* _Your goal_
Locate the line that contains "Convert this chart to structured JSON data.". Reproduce it and all following lines up to the end of the material, exactly and with nothing added.

— START Raw data —

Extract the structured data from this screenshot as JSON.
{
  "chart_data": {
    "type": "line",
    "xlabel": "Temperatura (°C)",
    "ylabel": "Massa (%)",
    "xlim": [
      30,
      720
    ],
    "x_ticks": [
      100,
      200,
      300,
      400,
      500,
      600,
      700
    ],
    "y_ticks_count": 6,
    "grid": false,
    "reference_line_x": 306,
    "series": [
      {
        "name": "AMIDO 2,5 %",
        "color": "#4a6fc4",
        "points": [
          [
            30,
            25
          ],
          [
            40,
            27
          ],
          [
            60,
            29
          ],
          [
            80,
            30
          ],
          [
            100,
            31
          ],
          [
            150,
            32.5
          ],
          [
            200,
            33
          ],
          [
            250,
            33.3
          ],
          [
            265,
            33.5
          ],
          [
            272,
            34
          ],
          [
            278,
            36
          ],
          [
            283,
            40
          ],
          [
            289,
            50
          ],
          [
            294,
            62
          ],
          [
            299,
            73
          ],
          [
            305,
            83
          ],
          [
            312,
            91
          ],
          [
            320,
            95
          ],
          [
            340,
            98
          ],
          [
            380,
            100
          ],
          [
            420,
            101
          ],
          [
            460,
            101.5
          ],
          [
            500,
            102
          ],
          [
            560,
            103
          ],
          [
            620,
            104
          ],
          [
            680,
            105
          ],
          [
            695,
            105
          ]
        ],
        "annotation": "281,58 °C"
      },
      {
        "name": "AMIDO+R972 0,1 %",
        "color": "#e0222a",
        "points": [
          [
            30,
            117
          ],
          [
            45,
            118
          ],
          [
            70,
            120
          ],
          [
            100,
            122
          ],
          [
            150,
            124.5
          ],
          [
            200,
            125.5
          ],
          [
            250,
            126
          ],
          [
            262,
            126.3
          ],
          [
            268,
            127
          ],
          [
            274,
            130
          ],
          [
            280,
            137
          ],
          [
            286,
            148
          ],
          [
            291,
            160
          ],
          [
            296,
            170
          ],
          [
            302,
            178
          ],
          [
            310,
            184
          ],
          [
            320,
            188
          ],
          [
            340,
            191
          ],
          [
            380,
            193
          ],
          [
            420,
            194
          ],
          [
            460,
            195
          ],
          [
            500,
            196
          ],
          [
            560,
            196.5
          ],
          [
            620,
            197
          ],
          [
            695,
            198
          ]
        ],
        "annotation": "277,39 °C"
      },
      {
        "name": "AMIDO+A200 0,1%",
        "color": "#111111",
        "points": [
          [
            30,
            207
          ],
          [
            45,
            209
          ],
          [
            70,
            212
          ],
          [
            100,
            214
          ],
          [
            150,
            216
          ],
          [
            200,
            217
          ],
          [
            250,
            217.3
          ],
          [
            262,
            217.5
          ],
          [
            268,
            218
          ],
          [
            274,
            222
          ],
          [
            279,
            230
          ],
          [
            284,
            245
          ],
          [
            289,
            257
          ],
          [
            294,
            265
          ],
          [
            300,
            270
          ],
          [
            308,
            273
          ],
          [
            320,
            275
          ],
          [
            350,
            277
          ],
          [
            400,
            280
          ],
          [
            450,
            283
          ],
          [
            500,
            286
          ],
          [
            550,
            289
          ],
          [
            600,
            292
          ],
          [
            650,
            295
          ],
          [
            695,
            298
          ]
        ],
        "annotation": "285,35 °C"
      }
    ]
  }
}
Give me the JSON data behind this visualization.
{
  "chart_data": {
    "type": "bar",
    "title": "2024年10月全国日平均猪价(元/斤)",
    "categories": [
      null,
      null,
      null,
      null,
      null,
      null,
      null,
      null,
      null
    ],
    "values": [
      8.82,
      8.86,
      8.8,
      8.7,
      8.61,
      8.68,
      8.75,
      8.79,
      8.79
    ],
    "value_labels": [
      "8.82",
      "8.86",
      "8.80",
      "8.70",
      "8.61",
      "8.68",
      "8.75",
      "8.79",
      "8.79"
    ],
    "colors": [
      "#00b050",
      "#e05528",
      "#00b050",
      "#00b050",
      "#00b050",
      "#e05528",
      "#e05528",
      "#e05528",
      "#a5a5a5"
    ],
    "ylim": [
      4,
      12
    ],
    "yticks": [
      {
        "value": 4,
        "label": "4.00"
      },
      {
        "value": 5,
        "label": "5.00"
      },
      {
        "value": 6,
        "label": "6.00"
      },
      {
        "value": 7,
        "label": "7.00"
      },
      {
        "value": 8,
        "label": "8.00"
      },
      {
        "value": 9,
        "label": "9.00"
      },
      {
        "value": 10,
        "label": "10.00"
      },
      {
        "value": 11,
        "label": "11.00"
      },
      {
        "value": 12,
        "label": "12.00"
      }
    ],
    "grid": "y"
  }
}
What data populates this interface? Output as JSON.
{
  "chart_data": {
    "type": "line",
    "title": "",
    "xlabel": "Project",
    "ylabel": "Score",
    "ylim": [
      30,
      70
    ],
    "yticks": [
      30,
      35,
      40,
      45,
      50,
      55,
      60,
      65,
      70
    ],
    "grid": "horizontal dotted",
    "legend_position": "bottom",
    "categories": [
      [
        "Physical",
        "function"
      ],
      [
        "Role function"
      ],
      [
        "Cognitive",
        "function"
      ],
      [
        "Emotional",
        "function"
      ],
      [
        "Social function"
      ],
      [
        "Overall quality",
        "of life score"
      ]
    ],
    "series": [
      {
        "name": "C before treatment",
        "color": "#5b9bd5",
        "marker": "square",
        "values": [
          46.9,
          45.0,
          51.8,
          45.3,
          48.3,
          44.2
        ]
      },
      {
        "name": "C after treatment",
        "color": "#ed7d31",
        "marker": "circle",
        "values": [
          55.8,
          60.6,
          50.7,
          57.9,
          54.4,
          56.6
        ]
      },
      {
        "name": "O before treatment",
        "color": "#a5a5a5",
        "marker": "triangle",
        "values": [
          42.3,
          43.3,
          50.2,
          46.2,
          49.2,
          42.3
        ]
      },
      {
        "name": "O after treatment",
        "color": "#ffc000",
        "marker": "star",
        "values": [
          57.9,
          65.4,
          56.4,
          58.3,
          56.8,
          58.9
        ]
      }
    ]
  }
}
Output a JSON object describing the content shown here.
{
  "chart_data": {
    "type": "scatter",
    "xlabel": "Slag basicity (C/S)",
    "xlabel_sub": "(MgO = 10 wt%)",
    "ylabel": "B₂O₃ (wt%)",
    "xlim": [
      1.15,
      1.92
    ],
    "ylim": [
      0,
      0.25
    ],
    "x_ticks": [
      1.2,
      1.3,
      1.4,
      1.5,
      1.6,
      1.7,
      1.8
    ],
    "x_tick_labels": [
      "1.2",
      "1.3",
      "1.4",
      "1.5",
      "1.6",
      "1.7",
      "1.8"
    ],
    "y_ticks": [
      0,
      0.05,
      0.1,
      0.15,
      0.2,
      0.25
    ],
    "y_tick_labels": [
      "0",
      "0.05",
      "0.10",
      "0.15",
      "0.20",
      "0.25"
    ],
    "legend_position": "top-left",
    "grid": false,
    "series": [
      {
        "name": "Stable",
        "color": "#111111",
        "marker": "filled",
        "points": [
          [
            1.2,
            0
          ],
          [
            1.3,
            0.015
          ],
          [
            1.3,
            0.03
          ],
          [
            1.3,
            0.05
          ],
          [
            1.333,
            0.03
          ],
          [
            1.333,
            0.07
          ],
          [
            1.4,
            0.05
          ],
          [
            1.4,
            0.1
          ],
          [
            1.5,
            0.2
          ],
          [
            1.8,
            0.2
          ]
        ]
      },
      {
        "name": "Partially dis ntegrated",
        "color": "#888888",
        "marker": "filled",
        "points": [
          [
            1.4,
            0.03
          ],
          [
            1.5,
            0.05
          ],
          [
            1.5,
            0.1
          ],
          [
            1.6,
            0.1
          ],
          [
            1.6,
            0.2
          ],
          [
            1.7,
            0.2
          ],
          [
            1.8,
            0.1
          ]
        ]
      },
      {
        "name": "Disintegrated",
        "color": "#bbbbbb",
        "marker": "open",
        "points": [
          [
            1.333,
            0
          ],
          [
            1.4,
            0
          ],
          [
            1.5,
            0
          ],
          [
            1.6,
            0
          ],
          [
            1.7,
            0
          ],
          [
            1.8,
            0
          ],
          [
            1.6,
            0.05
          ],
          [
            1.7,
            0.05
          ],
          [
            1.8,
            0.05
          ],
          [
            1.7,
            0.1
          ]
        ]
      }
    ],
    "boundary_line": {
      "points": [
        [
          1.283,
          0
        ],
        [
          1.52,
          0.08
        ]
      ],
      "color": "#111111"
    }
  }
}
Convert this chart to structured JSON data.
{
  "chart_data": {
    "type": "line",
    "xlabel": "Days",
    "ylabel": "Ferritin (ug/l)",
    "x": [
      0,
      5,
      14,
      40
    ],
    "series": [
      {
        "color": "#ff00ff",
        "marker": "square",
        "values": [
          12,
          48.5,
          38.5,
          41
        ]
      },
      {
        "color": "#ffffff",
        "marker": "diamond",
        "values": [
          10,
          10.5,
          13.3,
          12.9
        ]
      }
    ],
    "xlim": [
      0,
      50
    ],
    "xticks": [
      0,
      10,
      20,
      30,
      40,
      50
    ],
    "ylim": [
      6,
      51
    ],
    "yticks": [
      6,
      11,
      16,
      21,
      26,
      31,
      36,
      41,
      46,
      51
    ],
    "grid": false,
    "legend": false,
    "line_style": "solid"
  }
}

— END Raw data —

* _Finished exercise_
Convert this chart to structured JSON data.
{
  "chart_data": {
    "type": "line",
    "xlabel": "Days",
    "ylabel": "Ferritin (ug/l)",
    "x": [
      0,
      5,
      14,
      40
    ],
    "series": [
      {
        "color": "#ff00ff",
        "marker": "square",
        "values": [
          12,
          48.5,
          38.5,
          41
        ]
      },
      {
        "color": "#ffffff",
        "marker": "diamond",
        "values": [
          10,
          10.5,
          13.3,
          12.9
        ]
      }
    ],
    "xlim": [
      0,
      50
    ],
    "xticks": [
      0,
      10,
      20,
      30,
      40,
      50
    ],
    "ylim": [
      6,
      51
    ],
    "yticks": [
      6,
      11,
      16,
      21,
      26,
      31,
      36,
      41,
      46,
      51
    ],
    "grid": false,
    "legend": false,
    "line_style": "solid"
  }
}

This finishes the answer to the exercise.